* **What this task involves**: Would you repeat the listing exactly but omit every picture?

* **Extracted data**:
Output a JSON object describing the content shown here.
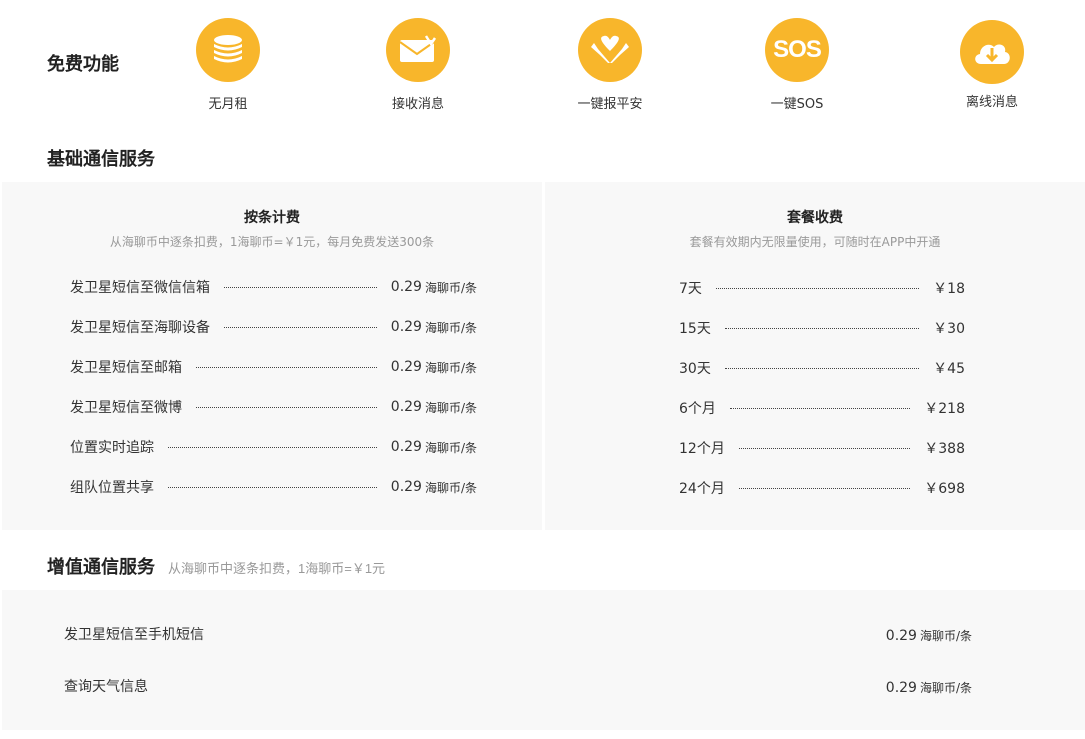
{
  "free_features": {
    "title": "免费功能",
    "items": [
      {
        "label": "无月租",
        "icon": "coins-stack-icon"
      },
      {
        "label": "接收消息",
        "icon": "envelope-icon"
      },
      {
        "label": "一键报平安",
        "icon": "hands-heart-icon"
      },
      {
        "label": "一键SOS",
        "icon": "sos-icon",
        "icon_text": "SOS"
      },
      {
        "label": "离线消息",
        "icon": "cloud-download-icon"
      }
    ]
  },
  "basic_service": {
    "title": "基础通信服务",
    "per_message": {
      "title": "按条计费",
      "subtitle": "从海聊币中逐条扣费，1海聊币=￥1元，每月免费发送300条",
      "rows": [
        {
          "name": "发卫星短信至微信信箱",
          "price": "0.29",
          "unit": "海聊币/条"
        },
        {
          "name": "发卫星短信至海聊设备",
          "price": "0.29",
          "unit": "海聊币/条"
        },
        {
          "name": "发卫星短信至邮箱",
          "price": "0.29",
          "unit": "海聊币/条"
        },
        {
          "name": "发卫星短信至微博",
          "price": "0.29",
          "unit": "海聊币/条"
        },
        {
          "name": "位置实时追踪",
          "price": "0.29",
          "unit": "海聊币/条"
        },
        {
          "name": "组队位置共享",
          "price": "0.29",
          "unit": "海聊币/条"
        }
      ]
    },
    "package": {
      "title": "套餐收费",
      "subtitle": "套餐有效期内无限量使用，可随时在APP中开通",
      "rows": [
        {
          "name": "7天",
          "price": "￥18"
        },
        {
          "name": "15天",
          "price": "￥30"
        },
        {
          "name": "30天",
          "price": "￥45"
        },
        {
          "name": "6个月",
          "price": "￥218"
        },
        {
          "name": "12个月",
          "price": "￥388"
        },
        {
          "name": "24个月",
          "price": "￥698"
        }
      ]
    }
  },
  "value_added": {
    "title": "增值通信服务",
    "note": "从海聊币中逐条扣费，1海聊币=￥1元",
    "rows": [
      {
        "name": "发卫星短信至手机短信",
        "price": "0.29",
        "unit": "海聊币/条"
      },
      {
        "name": "查询天气信息",
        "price": "0.29",
        "unit": "海聊币/条"
      }
    ]
  },
  "colors": {
    "accent": "#f8b62b",
    "panel_bg": "#f8f8f8"
  }
}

* **Finished task**:
Output a JSON object describing the content shown here.
{
  "free_features": {
    "title": "免费功能",
    "items": [
      {
        "label": "无月租",
        "icon": "coins-stack-icon"
      },
      {
        "label": "接收消息",
        "icon": "envelope-icon"
      },
      {
        "label": "一键报平安",
        "icon": "hands-heart-icon"
      },
      {
        "label": "一键SOS",
        "icon": "sos-icon",
        "icon_text": "SOS"
      },
      {
        "label": "离线消息",
        "icon": "cloud-download-icon"
      }
    ]
  },
  "basic_service": {
    "title": "基础通信服务",
    "per_message": {
      "title": "按条计费",
      "subtitle": "从海聊币中逐条扣费，1海聊币=￥1元，每月免费发送300条",
      "rows": [
        {
          "name": "发卫星短信至微信信箱",
          "price": "0.29",
          "unit": "海聊币/条"
        },
        {
          "name": "发卫星短信至海聊设备",
          "price": "0.29",
          "unit": "海聊币/条"
        },
        {
          "name": "发卫星短信至邮箱",
          "price": "0.29",
          "unit": "海聊币/条"
        },
        {
          "name": "发卫星短信至微博",
          "price": "0.29",
          "unit": "海聊币/条"
        },
        {
          "name": "位置实时追踪",
          "price": "0.29",
          "unit": "海聊币/条"
        },
        {
          "name": "组队位置共享",
          "price": "0.29",
          "unit": "海聊币/条"
        }
      ]
    },
    "package": {
      "title": "套餐收费",
      "subtitle": "套餐有效期内无限量使用，可随时在APP中开通",
      "rows": [
        {
          "name": "7天",
          "price": "￥18"
        },
        {
          "name": "15天",
          "price": "￥30"
        },
        {
          "name": "30天",
          "price": "￥45"
        },
        {
          "name": "6个月",
          "price": "￥218"
        },
        {
          "name": "12个月",
          "price": "￥388"
        },
        {
          "name": "24个月",
          "price": "￥698"
        }
      ]
    }
  },
  "value_added": {
    "title": "增值通信服务",
    "note": "从海聊币中逐条扣费，1海聊币=￥1元",
    "rows": [
      {
        "name": "发卫星短信至手机短信",
        "price": "0.29",
        "unit": "海聊币/条"
      },
      {
        "name": "查询天气信息",
        "price": "0.29",
        "unit": "海聊币/条"
      }
    ]
  },
  "colors": {
    "accent": "#f8b62b",
    "panel_bg": "#f8f8f8"
  }
}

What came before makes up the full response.